What the exercise asks: Of all the lines in the records below, how many hold the word "Lanka"? Give the number alone.

Supplied data:
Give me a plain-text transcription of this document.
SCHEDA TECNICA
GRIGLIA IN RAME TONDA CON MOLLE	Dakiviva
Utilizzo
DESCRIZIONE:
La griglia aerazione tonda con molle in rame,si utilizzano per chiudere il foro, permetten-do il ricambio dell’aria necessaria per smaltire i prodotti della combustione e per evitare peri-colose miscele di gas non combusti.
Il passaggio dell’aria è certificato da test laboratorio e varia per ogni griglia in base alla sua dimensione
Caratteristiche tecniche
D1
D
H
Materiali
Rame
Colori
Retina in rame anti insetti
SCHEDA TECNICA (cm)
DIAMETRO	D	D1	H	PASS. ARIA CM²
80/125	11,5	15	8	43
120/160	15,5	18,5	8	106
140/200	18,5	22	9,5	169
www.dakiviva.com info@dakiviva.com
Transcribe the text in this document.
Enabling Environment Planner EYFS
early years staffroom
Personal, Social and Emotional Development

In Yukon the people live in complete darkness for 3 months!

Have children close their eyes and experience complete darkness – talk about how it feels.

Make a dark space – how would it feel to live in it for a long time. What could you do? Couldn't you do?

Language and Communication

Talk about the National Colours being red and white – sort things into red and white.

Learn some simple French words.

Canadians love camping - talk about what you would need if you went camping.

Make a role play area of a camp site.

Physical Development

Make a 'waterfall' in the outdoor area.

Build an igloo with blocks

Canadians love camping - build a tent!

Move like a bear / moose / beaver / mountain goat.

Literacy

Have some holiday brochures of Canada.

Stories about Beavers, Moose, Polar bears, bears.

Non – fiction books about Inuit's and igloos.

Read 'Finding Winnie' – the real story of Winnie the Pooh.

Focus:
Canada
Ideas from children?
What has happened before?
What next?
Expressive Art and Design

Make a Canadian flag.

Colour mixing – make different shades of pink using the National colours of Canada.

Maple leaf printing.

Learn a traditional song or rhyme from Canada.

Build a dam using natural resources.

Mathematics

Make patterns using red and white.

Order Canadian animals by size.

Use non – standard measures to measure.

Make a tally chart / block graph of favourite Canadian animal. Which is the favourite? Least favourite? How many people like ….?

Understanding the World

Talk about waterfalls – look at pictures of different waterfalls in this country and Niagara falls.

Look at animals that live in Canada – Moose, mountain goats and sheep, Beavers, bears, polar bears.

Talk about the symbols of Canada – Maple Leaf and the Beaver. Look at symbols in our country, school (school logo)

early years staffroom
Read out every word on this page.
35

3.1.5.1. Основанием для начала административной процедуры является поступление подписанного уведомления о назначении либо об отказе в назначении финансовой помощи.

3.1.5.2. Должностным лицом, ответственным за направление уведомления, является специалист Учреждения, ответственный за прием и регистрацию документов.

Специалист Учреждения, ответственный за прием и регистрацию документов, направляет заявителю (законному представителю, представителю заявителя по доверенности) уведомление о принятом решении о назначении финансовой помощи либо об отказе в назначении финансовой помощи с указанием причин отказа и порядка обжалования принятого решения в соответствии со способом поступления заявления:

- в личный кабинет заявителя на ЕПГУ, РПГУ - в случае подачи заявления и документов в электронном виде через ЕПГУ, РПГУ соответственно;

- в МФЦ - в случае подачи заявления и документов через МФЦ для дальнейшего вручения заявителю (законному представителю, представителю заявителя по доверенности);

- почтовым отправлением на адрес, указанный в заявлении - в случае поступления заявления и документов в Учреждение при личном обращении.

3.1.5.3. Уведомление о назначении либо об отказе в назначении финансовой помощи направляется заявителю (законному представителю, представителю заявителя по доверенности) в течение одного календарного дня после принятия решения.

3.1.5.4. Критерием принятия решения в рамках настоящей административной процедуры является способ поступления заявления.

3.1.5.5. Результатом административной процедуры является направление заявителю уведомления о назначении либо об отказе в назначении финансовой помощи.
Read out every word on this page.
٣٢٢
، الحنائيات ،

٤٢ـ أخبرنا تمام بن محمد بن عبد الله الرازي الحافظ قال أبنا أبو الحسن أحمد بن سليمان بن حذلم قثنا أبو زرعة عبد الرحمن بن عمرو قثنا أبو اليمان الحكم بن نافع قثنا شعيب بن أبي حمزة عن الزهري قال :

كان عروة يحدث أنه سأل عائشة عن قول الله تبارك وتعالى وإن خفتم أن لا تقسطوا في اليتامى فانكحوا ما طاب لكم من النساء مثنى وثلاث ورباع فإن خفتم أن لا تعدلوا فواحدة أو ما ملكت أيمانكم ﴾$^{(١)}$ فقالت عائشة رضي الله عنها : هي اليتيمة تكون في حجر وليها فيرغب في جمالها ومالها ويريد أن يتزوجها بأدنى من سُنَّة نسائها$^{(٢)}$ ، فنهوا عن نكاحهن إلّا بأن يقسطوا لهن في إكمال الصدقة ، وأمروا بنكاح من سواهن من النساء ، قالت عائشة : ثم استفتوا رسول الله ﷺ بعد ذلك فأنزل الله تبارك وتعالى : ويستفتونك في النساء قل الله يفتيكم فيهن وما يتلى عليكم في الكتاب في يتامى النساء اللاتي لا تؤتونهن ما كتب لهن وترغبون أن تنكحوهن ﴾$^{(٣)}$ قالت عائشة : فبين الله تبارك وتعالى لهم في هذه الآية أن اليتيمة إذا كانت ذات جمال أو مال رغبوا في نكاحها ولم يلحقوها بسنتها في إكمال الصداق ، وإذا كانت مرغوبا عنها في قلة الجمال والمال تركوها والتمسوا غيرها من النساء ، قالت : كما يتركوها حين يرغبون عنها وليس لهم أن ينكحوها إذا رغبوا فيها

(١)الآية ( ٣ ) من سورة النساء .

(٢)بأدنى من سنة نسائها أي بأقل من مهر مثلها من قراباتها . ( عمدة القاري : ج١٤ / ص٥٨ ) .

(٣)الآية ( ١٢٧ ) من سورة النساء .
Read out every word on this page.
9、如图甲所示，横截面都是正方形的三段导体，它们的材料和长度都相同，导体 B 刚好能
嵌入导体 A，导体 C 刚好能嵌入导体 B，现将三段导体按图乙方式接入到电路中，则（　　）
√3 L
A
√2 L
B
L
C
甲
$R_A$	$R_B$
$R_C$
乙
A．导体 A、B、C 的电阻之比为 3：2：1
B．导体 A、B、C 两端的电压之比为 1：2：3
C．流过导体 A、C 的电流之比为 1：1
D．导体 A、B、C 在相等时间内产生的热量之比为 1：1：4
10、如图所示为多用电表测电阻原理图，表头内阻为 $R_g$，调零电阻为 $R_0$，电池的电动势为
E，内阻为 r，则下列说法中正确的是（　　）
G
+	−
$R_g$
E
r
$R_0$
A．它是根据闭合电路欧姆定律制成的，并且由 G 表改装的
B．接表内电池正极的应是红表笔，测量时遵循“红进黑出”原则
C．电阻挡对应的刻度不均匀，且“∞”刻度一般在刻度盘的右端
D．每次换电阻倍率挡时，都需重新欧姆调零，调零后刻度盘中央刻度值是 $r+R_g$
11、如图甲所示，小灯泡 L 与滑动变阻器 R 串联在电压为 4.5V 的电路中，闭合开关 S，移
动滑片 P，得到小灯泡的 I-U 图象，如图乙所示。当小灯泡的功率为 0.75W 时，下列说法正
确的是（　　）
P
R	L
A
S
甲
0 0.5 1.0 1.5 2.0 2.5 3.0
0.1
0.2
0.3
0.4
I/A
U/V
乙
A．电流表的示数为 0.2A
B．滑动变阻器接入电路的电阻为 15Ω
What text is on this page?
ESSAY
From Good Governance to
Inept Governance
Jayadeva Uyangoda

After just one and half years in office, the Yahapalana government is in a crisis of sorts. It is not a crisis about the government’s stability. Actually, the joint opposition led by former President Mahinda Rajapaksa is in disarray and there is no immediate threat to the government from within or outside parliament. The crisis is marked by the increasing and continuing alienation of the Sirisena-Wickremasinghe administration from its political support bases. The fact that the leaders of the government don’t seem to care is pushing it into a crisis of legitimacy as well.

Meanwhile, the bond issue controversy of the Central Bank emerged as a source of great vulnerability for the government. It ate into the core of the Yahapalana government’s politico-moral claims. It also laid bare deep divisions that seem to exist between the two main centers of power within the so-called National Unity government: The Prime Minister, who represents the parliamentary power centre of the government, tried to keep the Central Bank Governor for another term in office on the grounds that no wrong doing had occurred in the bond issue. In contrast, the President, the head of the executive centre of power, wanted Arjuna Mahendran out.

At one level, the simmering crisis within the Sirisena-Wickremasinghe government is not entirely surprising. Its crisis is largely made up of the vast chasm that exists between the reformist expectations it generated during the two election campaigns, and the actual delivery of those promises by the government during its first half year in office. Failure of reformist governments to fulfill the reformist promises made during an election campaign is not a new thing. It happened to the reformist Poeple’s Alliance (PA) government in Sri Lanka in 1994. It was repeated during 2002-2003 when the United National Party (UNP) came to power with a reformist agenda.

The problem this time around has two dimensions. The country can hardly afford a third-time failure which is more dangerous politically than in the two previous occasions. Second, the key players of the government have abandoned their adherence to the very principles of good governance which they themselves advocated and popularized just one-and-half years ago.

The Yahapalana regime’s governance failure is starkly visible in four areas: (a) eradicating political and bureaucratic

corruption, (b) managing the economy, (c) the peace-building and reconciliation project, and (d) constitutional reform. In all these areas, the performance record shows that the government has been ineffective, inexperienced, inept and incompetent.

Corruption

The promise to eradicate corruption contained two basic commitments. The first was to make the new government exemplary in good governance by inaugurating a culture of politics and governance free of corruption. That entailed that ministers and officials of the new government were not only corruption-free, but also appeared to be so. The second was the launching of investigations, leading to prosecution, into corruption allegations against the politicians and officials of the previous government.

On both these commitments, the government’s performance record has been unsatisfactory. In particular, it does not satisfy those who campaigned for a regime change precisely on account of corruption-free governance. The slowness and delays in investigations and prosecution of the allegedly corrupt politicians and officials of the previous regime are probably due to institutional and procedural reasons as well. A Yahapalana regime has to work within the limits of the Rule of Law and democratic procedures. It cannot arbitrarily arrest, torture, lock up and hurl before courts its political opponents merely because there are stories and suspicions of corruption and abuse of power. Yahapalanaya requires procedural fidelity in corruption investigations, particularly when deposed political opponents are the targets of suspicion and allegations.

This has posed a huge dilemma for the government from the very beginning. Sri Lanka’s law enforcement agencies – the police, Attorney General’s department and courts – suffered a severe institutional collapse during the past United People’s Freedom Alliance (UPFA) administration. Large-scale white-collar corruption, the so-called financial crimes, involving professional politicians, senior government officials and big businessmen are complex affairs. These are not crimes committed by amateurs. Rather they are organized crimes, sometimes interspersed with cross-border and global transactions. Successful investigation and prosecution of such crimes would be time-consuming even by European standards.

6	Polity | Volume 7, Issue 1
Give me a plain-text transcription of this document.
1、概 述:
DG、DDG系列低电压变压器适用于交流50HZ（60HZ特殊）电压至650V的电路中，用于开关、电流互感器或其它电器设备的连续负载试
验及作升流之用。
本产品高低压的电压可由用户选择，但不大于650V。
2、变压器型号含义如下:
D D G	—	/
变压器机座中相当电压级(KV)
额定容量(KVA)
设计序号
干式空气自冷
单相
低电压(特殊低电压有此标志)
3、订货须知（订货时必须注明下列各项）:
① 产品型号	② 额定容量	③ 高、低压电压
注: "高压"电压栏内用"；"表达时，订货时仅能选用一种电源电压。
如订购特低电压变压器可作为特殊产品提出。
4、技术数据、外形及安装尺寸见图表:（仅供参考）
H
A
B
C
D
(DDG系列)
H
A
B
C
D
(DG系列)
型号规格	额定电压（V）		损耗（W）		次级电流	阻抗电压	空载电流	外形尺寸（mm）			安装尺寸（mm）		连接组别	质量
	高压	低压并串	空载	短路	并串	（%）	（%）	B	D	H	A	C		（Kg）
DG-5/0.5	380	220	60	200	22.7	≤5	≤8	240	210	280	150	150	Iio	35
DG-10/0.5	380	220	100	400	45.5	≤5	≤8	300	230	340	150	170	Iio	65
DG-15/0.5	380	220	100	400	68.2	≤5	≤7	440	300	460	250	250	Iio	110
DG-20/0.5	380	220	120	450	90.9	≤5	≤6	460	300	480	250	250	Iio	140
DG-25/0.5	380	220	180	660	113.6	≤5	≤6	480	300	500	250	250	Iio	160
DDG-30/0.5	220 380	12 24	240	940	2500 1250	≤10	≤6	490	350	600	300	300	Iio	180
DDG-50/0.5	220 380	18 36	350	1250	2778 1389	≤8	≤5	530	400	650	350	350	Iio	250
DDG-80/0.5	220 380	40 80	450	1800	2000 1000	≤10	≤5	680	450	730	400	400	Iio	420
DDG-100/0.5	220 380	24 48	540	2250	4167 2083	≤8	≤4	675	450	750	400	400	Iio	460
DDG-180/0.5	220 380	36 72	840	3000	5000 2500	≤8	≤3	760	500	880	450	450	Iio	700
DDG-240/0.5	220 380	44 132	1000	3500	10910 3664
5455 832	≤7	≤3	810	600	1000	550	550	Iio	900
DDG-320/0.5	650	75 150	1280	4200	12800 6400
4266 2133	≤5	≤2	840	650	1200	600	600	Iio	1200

Full solution: 2